* _Job_:
Copy each line below that includes "hedging".

Stored entries:
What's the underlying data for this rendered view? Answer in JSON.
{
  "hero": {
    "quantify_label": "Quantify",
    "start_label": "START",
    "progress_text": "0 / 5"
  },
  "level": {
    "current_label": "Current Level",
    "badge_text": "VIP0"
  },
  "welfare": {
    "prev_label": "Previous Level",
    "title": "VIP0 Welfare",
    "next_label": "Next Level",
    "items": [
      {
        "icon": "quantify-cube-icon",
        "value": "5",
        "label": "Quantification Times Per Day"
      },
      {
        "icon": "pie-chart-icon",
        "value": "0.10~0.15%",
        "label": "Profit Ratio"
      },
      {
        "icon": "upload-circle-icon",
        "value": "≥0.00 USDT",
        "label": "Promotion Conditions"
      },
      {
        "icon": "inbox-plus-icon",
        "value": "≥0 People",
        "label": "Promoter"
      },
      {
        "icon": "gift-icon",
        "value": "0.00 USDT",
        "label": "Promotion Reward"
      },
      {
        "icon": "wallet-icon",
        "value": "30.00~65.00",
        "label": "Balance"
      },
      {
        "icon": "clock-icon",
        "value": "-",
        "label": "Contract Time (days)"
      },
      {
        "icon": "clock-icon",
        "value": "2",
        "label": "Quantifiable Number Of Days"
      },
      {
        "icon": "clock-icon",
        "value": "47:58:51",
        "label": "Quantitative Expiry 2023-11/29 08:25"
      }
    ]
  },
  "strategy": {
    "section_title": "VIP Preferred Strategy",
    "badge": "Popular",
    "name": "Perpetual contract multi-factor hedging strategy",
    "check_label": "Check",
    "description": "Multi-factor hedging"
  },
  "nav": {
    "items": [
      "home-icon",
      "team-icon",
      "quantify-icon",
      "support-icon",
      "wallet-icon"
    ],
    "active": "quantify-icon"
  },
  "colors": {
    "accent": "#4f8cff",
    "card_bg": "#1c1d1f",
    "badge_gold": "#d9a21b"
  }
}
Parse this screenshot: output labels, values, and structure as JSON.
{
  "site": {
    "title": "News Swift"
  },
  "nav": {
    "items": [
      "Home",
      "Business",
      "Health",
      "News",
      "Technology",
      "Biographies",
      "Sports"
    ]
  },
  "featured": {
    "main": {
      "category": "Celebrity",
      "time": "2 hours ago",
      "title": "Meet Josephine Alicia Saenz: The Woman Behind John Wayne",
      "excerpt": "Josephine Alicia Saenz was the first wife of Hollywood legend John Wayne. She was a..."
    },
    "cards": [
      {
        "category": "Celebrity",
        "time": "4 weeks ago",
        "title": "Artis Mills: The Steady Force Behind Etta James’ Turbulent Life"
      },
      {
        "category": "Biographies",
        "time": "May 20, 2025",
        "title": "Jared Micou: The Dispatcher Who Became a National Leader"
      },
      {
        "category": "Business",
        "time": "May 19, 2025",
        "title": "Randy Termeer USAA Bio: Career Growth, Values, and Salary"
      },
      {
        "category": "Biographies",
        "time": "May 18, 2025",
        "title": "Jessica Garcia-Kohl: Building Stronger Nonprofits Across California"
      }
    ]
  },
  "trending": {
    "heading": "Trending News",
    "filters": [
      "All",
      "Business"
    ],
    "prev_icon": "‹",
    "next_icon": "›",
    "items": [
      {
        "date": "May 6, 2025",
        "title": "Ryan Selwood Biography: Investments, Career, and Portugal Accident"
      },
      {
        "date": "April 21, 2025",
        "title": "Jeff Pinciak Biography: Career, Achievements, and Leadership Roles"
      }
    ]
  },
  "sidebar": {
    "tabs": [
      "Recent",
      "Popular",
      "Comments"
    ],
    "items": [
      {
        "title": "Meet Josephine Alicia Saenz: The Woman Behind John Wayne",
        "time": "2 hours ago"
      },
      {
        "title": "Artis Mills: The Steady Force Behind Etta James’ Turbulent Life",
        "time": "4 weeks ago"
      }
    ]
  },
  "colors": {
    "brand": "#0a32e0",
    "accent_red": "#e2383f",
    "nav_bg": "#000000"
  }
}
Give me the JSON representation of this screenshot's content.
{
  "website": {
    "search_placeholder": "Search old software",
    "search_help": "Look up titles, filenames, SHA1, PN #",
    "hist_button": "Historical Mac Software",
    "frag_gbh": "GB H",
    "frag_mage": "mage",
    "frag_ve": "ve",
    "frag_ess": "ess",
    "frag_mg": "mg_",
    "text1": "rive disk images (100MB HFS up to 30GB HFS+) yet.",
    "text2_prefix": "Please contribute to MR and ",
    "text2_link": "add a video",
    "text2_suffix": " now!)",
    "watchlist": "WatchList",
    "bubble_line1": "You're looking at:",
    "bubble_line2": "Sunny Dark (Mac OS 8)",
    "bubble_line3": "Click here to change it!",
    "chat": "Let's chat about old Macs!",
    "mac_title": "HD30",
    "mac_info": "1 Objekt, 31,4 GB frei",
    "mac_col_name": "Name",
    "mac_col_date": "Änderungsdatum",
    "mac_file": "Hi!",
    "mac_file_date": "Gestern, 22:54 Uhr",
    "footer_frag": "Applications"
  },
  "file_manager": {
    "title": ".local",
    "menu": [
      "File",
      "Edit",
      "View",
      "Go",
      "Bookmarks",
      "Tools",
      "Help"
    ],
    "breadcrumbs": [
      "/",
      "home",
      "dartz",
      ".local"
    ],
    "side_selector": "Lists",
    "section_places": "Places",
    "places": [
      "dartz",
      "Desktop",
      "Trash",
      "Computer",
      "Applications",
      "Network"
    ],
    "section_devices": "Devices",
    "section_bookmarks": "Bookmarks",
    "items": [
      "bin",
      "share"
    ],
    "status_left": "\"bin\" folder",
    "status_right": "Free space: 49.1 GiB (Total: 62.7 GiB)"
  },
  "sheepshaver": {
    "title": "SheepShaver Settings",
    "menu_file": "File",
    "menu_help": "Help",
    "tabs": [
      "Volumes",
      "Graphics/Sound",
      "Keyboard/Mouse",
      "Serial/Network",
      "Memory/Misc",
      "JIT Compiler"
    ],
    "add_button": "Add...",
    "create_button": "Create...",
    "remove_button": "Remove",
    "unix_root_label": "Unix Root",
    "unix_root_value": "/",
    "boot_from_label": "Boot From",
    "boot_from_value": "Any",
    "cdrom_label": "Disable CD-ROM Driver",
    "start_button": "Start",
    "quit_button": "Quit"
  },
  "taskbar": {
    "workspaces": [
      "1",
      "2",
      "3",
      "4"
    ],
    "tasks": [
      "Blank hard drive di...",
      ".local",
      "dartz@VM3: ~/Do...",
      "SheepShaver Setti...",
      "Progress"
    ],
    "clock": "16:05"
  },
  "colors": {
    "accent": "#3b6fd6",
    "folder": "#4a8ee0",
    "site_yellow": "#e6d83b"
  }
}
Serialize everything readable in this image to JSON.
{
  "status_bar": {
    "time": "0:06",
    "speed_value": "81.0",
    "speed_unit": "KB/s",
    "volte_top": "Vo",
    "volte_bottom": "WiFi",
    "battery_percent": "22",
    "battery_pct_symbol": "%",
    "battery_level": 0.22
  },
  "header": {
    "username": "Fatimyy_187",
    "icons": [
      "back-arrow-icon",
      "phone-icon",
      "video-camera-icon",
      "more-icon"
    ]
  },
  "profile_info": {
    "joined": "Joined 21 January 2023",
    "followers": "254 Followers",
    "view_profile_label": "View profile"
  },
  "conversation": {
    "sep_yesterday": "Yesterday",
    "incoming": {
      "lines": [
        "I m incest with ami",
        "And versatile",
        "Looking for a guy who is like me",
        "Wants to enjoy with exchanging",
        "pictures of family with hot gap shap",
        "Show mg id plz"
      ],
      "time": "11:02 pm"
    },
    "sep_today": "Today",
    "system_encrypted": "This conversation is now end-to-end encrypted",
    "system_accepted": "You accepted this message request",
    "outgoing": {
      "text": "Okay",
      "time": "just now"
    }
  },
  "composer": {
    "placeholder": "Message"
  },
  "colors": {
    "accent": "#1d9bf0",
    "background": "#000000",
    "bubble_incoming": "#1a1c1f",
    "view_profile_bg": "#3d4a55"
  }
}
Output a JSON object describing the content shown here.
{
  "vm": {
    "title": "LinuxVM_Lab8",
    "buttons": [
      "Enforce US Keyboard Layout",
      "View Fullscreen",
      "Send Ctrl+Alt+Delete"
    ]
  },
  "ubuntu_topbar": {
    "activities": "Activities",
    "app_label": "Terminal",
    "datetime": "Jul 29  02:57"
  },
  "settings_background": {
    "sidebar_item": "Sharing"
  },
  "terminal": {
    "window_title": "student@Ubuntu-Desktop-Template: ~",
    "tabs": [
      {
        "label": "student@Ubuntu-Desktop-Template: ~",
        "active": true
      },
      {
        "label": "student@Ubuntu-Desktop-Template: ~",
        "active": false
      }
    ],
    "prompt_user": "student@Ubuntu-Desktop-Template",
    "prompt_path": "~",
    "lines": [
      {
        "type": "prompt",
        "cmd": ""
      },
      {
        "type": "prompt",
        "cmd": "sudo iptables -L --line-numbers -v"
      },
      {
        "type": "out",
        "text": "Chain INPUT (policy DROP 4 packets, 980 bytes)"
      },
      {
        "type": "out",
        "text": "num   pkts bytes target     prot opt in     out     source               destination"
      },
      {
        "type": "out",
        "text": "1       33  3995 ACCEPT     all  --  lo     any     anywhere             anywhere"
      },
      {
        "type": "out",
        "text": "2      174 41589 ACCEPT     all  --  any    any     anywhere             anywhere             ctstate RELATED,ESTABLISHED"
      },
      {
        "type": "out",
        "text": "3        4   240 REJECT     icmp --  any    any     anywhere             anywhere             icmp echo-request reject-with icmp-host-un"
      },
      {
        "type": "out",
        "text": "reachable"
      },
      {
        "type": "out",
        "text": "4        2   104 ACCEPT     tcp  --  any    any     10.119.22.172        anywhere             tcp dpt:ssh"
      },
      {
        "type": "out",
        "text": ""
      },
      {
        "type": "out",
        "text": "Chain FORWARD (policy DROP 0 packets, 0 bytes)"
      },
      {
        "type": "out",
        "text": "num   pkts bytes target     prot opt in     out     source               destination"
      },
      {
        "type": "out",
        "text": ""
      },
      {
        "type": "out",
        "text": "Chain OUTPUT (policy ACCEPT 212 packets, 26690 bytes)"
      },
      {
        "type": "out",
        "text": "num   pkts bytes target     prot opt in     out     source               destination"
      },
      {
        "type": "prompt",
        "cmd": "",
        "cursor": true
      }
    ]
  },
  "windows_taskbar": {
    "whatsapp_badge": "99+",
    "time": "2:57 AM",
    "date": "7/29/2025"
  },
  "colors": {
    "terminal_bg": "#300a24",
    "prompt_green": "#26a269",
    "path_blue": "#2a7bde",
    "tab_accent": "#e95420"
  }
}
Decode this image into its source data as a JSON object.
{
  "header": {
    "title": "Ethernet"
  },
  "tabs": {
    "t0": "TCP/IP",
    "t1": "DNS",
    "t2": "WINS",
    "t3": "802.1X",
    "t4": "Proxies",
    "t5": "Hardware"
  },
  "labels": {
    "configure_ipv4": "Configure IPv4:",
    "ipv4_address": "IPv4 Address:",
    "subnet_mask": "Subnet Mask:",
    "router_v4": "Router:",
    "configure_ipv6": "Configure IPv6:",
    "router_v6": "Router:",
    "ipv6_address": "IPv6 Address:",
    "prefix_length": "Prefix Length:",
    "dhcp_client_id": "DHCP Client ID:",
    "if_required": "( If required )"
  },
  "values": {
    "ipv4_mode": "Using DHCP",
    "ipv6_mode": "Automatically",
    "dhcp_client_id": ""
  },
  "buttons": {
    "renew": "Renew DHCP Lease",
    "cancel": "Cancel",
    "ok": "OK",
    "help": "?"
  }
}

* _Task response_:
    "name": "Perpetual contract multi-factor hedging strategy",
    "description": "Multi-factor hedging"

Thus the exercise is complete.